- **WHAT THE TASK ASKS**:
Determine how many lines of this material contain "metering". Give only the number.

(A block of data)
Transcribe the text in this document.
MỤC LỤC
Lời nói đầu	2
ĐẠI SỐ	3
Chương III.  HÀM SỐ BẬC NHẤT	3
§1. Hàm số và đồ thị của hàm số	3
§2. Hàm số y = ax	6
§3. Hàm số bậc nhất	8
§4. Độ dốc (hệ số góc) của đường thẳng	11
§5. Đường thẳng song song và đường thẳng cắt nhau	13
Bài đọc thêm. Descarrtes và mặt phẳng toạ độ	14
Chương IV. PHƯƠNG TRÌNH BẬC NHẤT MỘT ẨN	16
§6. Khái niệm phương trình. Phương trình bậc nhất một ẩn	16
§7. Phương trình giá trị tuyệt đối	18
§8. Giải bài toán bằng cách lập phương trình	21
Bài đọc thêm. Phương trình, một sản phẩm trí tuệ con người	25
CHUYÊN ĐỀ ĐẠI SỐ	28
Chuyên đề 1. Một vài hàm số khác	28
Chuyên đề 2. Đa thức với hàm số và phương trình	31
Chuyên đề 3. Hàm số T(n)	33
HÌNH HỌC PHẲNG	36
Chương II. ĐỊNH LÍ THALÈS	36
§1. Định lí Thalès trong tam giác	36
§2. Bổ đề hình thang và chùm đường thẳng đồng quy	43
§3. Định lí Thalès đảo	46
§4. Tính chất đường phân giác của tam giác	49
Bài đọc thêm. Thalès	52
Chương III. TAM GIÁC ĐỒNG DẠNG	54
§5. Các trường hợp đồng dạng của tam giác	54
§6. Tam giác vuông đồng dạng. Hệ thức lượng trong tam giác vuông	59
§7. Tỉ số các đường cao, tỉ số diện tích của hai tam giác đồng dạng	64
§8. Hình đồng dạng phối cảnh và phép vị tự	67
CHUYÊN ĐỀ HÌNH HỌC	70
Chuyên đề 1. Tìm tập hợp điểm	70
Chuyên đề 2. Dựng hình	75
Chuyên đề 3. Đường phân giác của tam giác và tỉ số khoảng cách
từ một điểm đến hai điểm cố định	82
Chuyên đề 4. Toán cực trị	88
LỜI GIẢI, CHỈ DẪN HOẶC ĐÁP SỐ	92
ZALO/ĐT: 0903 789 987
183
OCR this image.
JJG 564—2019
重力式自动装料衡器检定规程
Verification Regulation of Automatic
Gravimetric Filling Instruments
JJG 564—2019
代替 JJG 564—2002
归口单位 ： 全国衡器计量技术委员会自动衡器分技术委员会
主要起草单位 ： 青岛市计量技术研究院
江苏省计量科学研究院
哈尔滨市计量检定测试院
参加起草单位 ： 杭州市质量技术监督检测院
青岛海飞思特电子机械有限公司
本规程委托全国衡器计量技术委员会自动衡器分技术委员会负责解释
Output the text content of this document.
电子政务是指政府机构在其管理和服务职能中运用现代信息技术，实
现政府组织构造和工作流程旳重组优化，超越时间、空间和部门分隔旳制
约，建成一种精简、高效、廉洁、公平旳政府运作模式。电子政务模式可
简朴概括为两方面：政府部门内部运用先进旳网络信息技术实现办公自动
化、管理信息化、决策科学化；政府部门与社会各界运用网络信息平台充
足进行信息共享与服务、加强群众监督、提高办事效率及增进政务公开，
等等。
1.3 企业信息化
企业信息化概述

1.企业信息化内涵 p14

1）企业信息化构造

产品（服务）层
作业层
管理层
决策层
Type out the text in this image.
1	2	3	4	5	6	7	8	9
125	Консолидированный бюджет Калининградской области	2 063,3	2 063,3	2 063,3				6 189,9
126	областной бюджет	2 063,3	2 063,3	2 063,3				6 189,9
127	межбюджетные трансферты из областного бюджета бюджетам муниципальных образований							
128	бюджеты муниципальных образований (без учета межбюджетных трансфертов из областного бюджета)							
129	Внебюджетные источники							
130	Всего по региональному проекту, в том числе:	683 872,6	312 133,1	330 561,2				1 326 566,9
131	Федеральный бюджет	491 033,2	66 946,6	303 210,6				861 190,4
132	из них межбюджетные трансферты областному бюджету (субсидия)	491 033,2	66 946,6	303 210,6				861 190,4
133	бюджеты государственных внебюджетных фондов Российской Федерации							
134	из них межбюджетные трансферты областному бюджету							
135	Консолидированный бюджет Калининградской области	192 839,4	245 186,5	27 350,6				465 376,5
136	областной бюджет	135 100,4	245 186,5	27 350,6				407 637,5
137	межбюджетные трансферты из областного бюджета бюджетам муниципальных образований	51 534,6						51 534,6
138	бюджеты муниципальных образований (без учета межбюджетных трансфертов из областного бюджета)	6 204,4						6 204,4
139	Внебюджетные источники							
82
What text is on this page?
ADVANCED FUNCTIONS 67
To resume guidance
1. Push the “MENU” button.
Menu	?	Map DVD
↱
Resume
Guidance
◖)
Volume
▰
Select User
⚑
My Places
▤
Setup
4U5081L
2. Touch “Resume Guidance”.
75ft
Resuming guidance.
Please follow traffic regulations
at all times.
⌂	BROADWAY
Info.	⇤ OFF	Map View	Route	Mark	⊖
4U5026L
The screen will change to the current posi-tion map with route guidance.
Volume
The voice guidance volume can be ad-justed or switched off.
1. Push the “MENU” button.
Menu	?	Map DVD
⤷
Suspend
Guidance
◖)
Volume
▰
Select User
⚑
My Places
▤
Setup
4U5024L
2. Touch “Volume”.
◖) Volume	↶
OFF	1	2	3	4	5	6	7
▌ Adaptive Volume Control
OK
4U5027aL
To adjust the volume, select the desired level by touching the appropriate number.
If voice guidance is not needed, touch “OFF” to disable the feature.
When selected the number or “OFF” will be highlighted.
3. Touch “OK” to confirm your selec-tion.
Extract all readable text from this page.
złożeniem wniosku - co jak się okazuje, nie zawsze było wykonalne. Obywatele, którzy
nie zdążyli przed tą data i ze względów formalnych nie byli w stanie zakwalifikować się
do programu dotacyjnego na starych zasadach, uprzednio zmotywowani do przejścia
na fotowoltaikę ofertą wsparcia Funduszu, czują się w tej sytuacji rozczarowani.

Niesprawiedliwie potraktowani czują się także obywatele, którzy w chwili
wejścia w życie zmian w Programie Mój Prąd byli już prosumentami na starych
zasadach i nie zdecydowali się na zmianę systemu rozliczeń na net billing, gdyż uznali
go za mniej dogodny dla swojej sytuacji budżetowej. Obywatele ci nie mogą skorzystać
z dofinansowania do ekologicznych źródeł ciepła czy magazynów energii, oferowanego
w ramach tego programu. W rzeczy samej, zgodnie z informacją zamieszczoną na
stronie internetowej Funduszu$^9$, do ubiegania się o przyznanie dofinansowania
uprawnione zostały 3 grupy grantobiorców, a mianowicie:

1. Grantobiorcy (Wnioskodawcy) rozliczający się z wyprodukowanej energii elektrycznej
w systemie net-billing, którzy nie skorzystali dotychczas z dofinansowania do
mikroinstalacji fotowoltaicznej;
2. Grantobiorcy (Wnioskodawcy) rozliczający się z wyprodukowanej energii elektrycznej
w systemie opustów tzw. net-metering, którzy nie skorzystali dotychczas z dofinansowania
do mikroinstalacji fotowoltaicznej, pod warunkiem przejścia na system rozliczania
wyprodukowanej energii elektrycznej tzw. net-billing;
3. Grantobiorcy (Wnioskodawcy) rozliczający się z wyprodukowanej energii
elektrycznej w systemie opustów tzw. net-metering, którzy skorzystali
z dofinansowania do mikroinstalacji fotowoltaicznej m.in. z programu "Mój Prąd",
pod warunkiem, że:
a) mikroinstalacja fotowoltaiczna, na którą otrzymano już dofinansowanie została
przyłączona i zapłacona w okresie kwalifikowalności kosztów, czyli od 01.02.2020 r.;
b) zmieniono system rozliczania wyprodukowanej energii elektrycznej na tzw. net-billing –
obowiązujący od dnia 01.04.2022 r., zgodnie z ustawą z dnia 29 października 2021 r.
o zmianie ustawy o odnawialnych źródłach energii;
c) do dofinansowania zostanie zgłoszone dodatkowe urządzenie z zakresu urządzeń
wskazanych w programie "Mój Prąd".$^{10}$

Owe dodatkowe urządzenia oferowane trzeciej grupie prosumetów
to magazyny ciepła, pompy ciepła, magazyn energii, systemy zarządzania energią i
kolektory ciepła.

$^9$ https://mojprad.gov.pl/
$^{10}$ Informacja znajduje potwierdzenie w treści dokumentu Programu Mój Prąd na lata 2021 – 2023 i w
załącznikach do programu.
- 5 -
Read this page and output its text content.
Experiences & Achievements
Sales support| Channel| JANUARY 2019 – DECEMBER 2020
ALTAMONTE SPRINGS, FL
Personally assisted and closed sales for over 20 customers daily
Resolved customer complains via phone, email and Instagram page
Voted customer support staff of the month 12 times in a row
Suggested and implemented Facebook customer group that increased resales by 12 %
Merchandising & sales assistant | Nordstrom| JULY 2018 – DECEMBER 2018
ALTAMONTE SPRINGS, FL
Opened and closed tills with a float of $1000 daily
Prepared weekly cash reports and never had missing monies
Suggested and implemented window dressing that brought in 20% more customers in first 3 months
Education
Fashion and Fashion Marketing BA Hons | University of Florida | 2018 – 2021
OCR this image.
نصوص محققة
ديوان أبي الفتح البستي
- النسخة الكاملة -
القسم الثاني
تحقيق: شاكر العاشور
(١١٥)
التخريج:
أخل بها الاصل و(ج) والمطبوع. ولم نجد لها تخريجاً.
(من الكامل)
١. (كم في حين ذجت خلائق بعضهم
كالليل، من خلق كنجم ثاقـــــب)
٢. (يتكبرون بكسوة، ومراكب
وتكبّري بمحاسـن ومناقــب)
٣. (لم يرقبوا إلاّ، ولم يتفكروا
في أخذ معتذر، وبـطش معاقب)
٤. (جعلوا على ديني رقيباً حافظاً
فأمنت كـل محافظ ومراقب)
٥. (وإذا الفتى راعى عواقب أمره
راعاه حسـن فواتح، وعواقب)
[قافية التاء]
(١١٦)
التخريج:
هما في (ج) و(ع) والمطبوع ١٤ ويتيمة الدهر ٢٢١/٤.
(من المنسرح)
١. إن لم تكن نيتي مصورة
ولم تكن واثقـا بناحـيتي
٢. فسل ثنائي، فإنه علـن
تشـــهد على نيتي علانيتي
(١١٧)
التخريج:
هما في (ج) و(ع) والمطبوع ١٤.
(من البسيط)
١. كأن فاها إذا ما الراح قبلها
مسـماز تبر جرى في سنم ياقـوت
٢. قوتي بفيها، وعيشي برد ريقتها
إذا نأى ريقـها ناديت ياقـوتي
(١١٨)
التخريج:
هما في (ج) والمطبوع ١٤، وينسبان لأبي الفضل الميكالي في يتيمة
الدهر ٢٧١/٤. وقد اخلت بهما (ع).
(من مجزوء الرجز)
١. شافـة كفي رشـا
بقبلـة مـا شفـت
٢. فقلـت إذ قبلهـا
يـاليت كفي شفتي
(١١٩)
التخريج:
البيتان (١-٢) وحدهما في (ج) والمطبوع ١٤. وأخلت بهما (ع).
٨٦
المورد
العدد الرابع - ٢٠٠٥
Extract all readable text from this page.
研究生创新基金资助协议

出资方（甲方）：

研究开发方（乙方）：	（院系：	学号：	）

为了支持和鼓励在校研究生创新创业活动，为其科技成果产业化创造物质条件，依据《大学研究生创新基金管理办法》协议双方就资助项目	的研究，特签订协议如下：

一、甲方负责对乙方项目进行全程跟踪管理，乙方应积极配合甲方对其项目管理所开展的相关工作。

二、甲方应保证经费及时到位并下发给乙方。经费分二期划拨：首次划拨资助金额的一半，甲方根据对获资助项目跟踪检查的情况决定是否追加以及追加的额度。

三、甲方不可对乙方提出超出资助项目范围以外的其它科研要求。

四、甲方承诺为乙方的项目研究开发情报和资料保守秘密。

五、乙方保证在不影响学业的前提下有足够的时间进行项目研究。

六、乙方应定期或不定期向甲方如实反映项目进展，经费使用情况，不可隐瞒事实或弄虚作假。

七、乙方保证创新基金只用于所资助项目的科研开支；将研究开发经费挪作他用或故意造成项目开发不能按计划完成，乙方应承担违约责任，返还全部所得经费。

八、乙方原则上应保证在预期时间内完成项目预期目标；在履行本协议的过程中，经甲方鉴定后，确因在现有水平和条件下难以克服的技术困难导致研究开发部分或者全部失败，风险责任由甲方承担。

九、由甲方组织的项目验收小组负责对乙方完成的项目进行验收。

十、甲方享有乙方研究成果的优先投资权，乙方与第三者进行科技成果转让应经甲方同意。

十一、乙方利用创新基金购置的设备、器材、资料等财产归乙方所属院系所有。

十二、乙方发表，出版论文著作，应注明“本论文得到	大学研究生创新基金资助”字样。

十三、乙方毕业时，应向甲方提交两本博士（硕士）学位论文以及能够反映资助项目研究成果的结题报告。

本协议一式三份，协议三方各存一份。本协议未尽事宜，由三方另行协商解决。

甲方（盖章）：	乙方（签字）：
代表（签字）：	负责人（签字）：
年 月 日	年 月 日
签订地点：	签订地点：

- **ANSWER TO THE PROBLEM**:
2